■ The request
Pull out every line below that holds the word "Paulo".
— BEGIN —
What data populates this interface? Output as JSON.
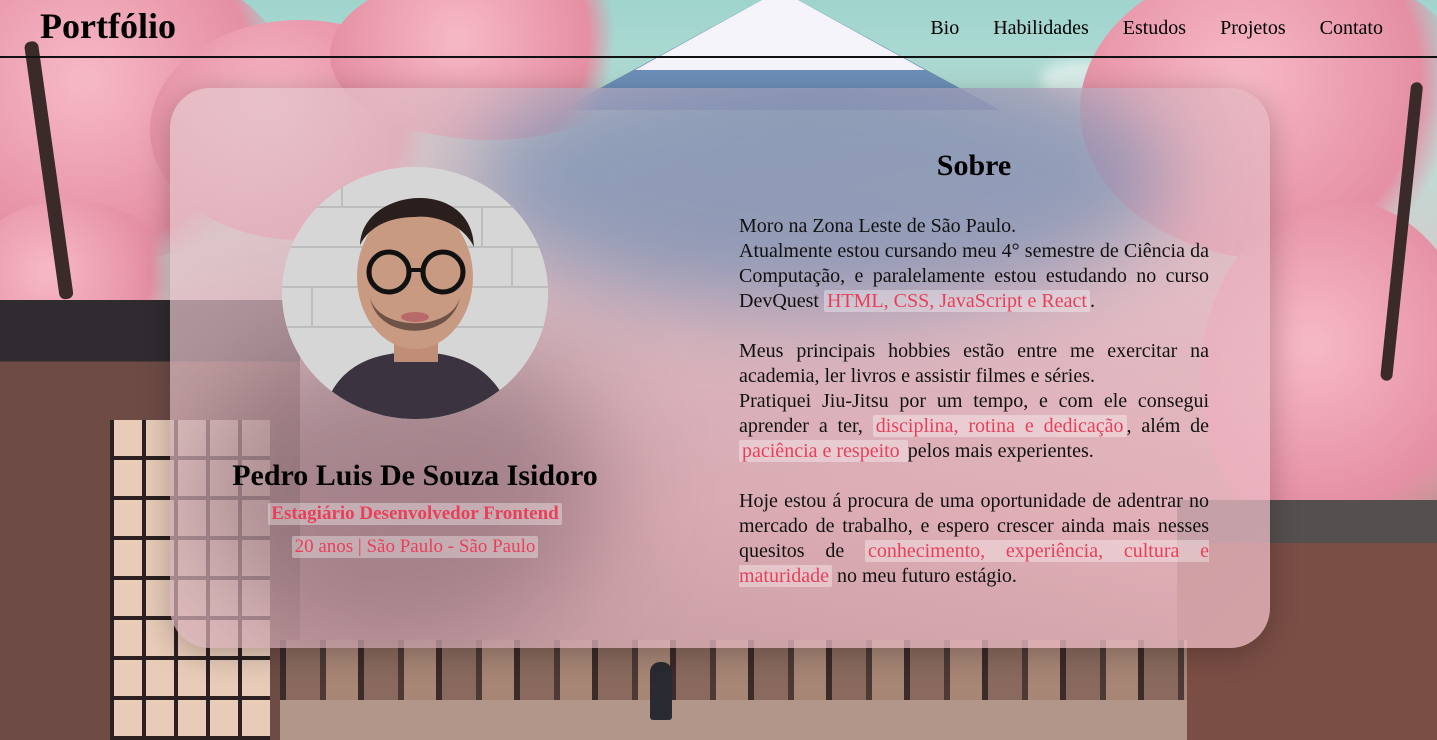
{
  "header": {
    "logo": "Portfólio",
    "nav": [
      "Bio",
      "Habilidades",
      "Estudos",
      "Projetos",
      "Contato"
    ]
  },
  "profile": {
    "name": "Pedro Luis De Souza Isidoro",
    "role": "Estagiário Desenvolvedor Frontend",
    "details": "20 anos | São Paulo - São Paulo"
  },
  "about": {
    "title": "Sobre",
    "p1_line1": "Moro na Zona Leste de São Paulo.",
    "p1_line2_text": "Atualmente estou cursando meu 4° semestre de Ciência da Computação, e paralelamente estou estudando no curso DevQuest ",
    "p1_line2_highlight": "HTML, CSS, JavaScript e React",
    "p1_line2_end": ".",
    "p2_line1": "Meus principais hobbies estão entre me exercitar na academia, ler livros e assistir filmes e séries.",
    "p2_line2_text": "Pratiquei Jiu-Jitsu por um tempo, e com ele consegui aprender a ter, ",
    "p2_line2_highlight1": "disciplina, rotina e dedicação",
    "p2_line2_mid": ", além de ",
    "p2_line2_highlight2": "paciência e respeito ",
    "p2_line2_end": " pelos mais experientes.",
    "p3_text": "Hoje estou á procura de uma oportunidade de adentrar no mercado de trabalho, e espero crescer ainda mais nesses quesitos de ",
    "p3_highlight": "conhecimento, experiência, cultura e maturidade",
    "p3_end": " no meu futuro estágio."
  },
  "colors": {
    "accent": "#e8405a",
    "text": "#000000"
  }
}
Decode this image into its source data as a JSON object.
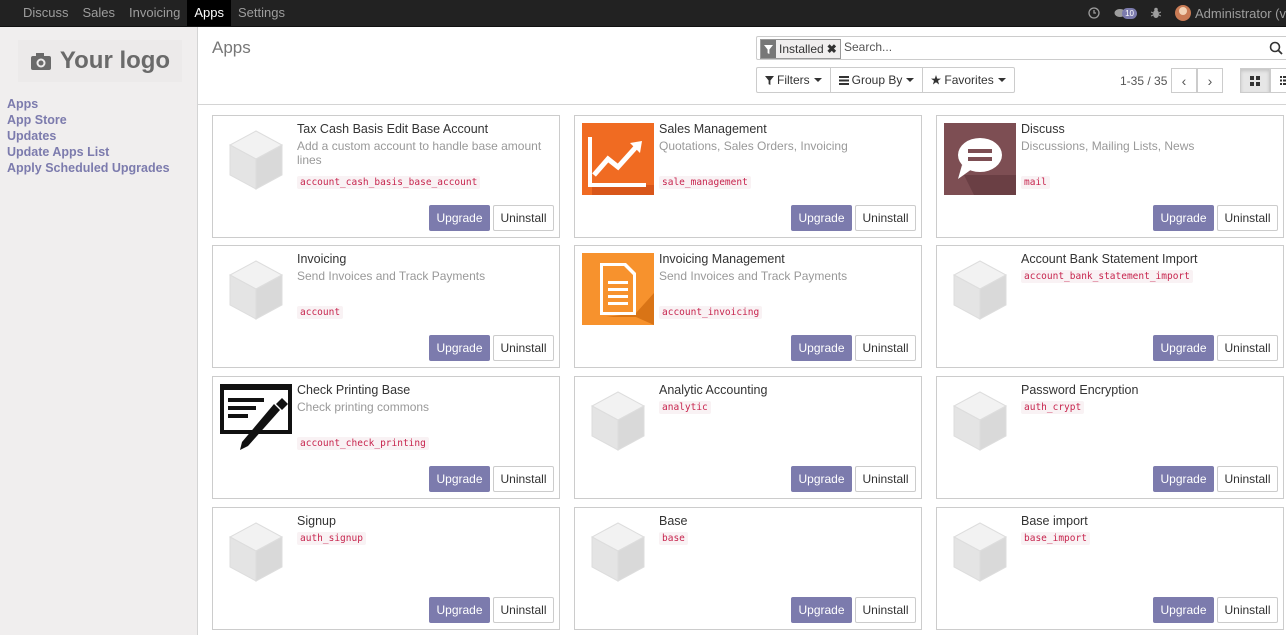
{
  "topbar": {
    "menu": [
      "Discuss",
      "Sales",
      "Invoicing",
      "Apps",
      "Settings"
    ],
    "active": "Apps",
    "notifications_count": "10",
    "user_label": "Administrator (v"
  },
  "sidebar": {
    "logo_text": "Your logo",
    "items": [
      "Apps",
      "App Store",
      "Updates",
      "Update Apps List",
      "Apply Scheduled Upgrades"
    ]
  },
  "control_panel": {
    "title": "Apps",
    "facet_value": "Installed",
    "search_placeholder": "Search...",
    "filters_label": "Filters",
    "groupby_label": "Group By",
    "favorites_label": "Favorites",
    "pager": "1-35 / 35"
  },
  "buttons": {
    "upgrade": "Upgrade",
    "uninstall": "Uninstall"
  },
  "apps": [
    {
      "name": "Tax Cash Basis Edit Base Account",
      "summary": "Add a custom account to handle base amount lines",
      "technical": "account_cash_basis_base_account",
      "icon": "default-cube-icon"
    },
    {
      "name": "Sales Management",
      "summary": "Quotations, Sales Orders, Invoicing",
      "technical": "sale_management",
      "icon": "sales-chart-icon"
    },
    {
      "name": "Discuss",
      "summary": "Discussions, Mailing Lists, News",
      "technical": "mail",
      "icon": "chat-bubble-icon"
    },
    {
      "name": "Invoicing",
      "summary": "Send Invoices and Track Payments",
      "technical": "account",
      "icon": "default-cube-icon"
    },
    {
      "name": "Invoicing Management",
      "summary": "Send Invoices and Track Payments",
      "technical": "account_invoicing",
      "icon": "invoice-document-icon"
    },
    {
      "name": "Account Bank Statement Import",
      "summary": "",
      "technical": "account_bank_statement_import",
      "icon": "default-cube-icon"
    },
    {
      "name": "Check Printing Base",
      "summary": "Check printing commons",
      "technical": "account_check_printing",
      "icon": "check-printing-icon"
    },
    {
      "name": "Analytic Accounting",
      "summary": "",
      "technical": "analytic",
      "icon": "default-cube-icon"
    },
    {
      "name": "Password Encryption",
      "summary": "",
      "technical": "auth_crypt",
      "icon": "default-cube-icon"
    },
    {
      "name": "Signup",
      "summary": "",
      "technical": "auth_signup",
      "icon": "default-cube-icon"
    },
    {
      "name": "Base",
      "summary": "",
      "technical": "base",
      "icon": "default-cube-icon"
    },
    {
      "name": "Base import",
      "summary": "",
      "technical": "base_import",
      "icon": "default-cube-icon"
    }
  ]
}
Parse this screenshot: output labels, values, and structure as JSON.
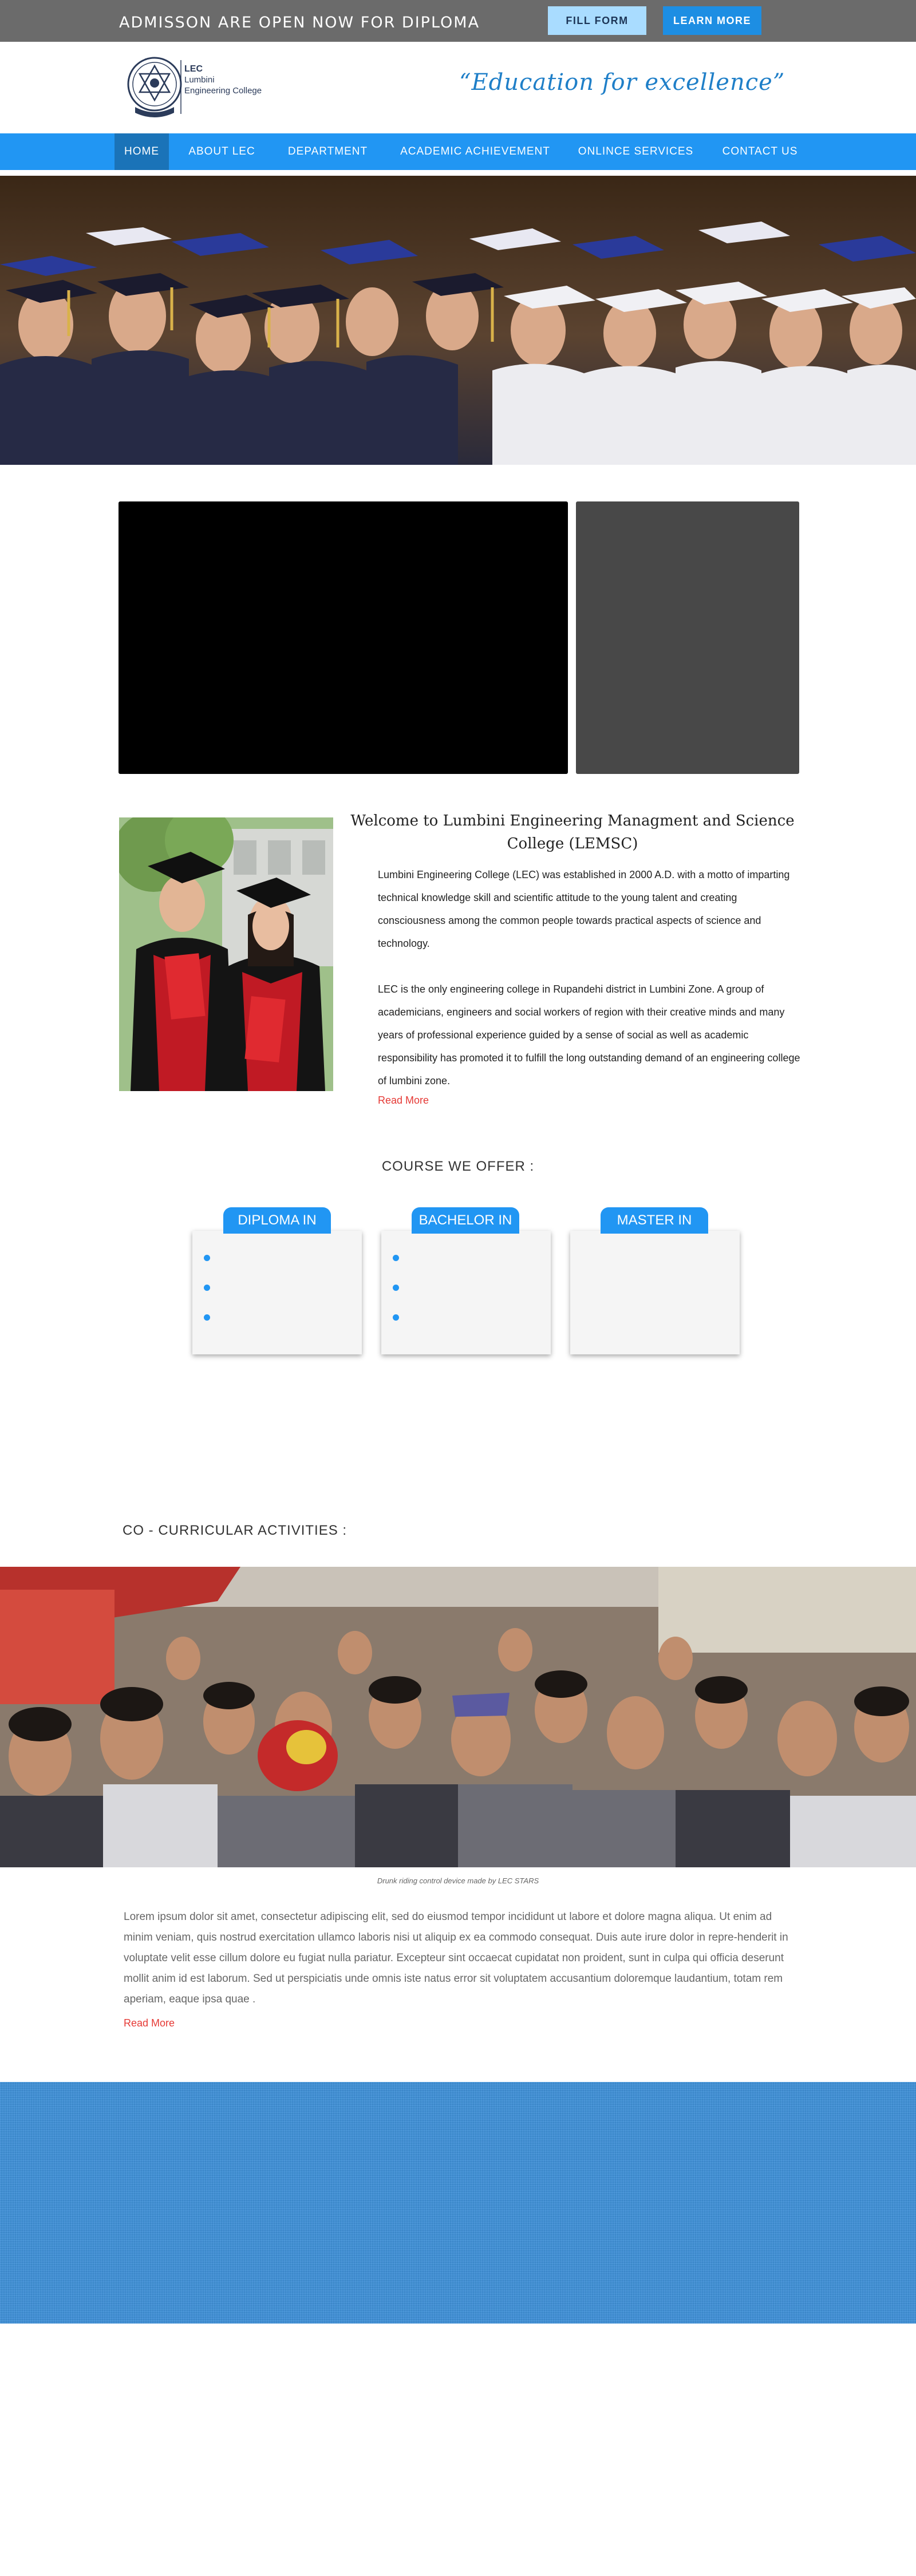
— END —
■ Response below
    "details": "20 anos | São Paulo - São Paulo"
    "p1_line1": "Moro na Zona Leste de São Paulo.",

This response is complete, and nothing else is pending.